Directions:
In the data, extract each line that holds the string "share".

Source records:
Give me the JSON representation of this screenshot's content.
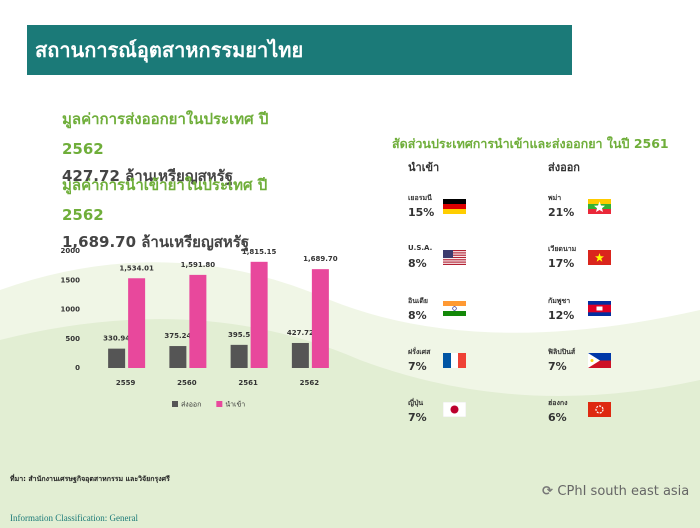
{
  "header": {
    "title": "สถานการณ์อุตสาหกรรมยาไทย"
  },
  "left": {
    "export_title": "มูลค่าการส่งออกยาในประเทศ ปี 2562",
    "export_value": "427.72 ล้านเหรียญสหรัฐ",
    "import_title": "มูลค่าการนำเข้ายาในประเทศ ปี 2562",
    "import_value": "1,689.70 ล้านเหรียญสหรัฐ"
  },
  "chart_data": {
    "type": "bar",
    "categories": [
      "2559",
      "2560",
      "2561",
      "2562"
    ],
    "series": [
      {
        "name": "ส่งออก",
        "color": "#555555",
        "values": [
          330.94,
          375.24,
          395.5,
          427.72
        ],
        "value_labels": [
          "330.94",
          "375.24",
          "395.5",
          "427.72"
        ]
      },
      {
        "name": "นำเข้า",
        "color": "#e8489c",
        "values": [
          1534.01,
          1591.8,
          1815.15,
          1689.7
        ],
        "value_labels": [
          "1,534.01",
          "1,591.80",
          "1,815.15",
          "1,689.70"
        ]
      }
    ],
    "ylim": [
      0,
      2000
    ],
    "yticks": [
      0,
      500,
      1000,
      1500,
      2000
    ],
    "grid": false,
    "legend": "bottom"
  },
  "share": {
    "title": "สัดส่วนประเทศการนำเข้าและส่งออกยา ในปี 2561",
    "import_header": "นำเข้า",
    "export_header": "ส่งออก",
    "imports": [
      {
        "country": "เยอรมนี",
        "share": "15%"
      },
      {
        "country": "U.S.A.",
        "share": "8%"
      },
      {
        "country": "อินเดีย",
        "share": "8%"
      },
      {
        "country": "ฝรั่งเศส",
        "share": "7%"
      },
      {
        "country": "ญี่ปุ่น",
        "share": "7%"
      }
    ],
    "exports": [
      {
        "country": "พม่า",
        "share": "21%"
      },
      {
        "country": "เวียดนาม",
        "share": "17%"
      },
      {
        "country": "กัมพูชา",
        "share": "12%"
      },
      {
        "country": "ฟิลิปปินส์",
        "share": "7%"
      },
      {
        "country": "ฮ่องกง",
        "share": "6%"
      }
    ]
  },
  "footer": {
    "source": "ที่มา: สำนักงานเศรษฐกิจอุตสาหกรรม และวิจัยกรุงศรี",
    "logo": "CPhI south east asia",
    "classification": "Information Classification: General"
  }
}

Solution:
  "share": {
        "share": "15%"
        "share": "8%"
        "share": "8%"
        "share": "7%"
        "share": "7%"
        "share": "21%"
        "share": "17%"
        "share": "12%"
        "share": "7%"
        "share": "6%"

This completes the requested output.